(Excerpt to read)
<<<<

Telling Attensity and ClearForest apart
So far as I can tell, Attensity’s strategy when the company was originally founded was rather like ClearForest’s strategy today – and vice-versa. That said, here’s where they seem to stand at this time:
- Attensity wants to make text analytics very easy to integrate into business intelligence and data mining – at the moment, they’re not too focused on the differences between those two disciplines – and is trying to deliver the best possible fact extraction consistent with that charter.
- ClearForest wants to provide really great information extraction — to the limits of what can be done without excessive knowledge engineering – and is trying to integrate as well as possible with other technologies, the better to serve the customers who need what they offer.
The guy I usually talk with at ClearForest, Jay Henderson, believes that text analytics is a collection of dozens of niche markets. Not coincidentally, a lot of ClearForest’s customers are in the publishing sector (I’ve remarked on ClearForest’s synergy with Mark Logic before). Attensity obviously is trying a broader play. In Jay’s view, Inxight and TEMIS are more analogous to ClearForest than Attensity is, except that Inxight is focused on different markets (e.g. OEM and/or search), and he thinks ClearForest is just better than Temis except in a couple of specific kinds of understanding (e.g., life sciences, sentiment).

>>>>

(Data for analysis)
<<<<

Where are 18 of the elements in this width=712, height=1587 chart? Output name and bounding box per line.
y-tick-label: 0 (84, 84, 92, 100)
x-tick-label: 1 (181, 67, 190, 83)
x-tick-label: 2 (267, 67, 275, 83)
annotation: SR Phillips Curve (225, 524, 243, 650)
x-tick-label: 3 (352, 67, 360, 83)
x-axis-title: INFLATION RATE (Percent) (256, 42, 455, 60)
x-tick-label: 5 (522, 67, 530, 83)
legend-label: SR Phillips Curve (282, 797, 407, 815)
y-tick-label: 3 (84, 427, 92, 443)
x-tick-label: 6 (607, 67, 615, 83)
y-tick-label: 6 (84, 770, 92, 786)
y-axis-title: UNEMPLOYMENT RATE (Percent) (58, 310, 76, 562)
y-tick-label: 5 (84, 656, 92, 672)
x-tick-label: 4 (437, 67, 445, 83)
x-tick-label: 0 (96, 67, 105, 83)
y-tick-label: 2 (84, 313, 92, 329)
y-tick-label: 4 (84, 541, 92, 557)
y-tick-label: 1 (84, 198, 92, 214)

>>>>

(Work to complete)
1. Decide whether each statement agrees with the comparison of Attensity and ClearForest. Answer yes or no for each and quote the words of the text that decide it.
(a) Attensity is currently focused on the differences between business intelligence and data mining.
(b) Jay Henderson believes text analytics is a collection of dozens of niche markets.
(c) Many of ClearForest's customers are in the publishing sector.
2. Reproduce word for word the passage of the Attensity and ClearForest comparison from "- ClearForest wants" up to and including "what they offer.".

(Answers for this exercise)
1.
(a) No: "at the moment, they’re not too focused on the differences between those two disciplines"
(b) Yes: "believes that text analytics is a collection of dozens of niche markets"
(c) Yes: "a lot of ClearForest’s customers are in the publishing sector"

2.
- ClearForest wants to provide really great information extraction — to the limits of what can be done without excessive knowledge engineering – and is trying to integrate as well as possible with other technologies, the better to serve the customers who need what they offer.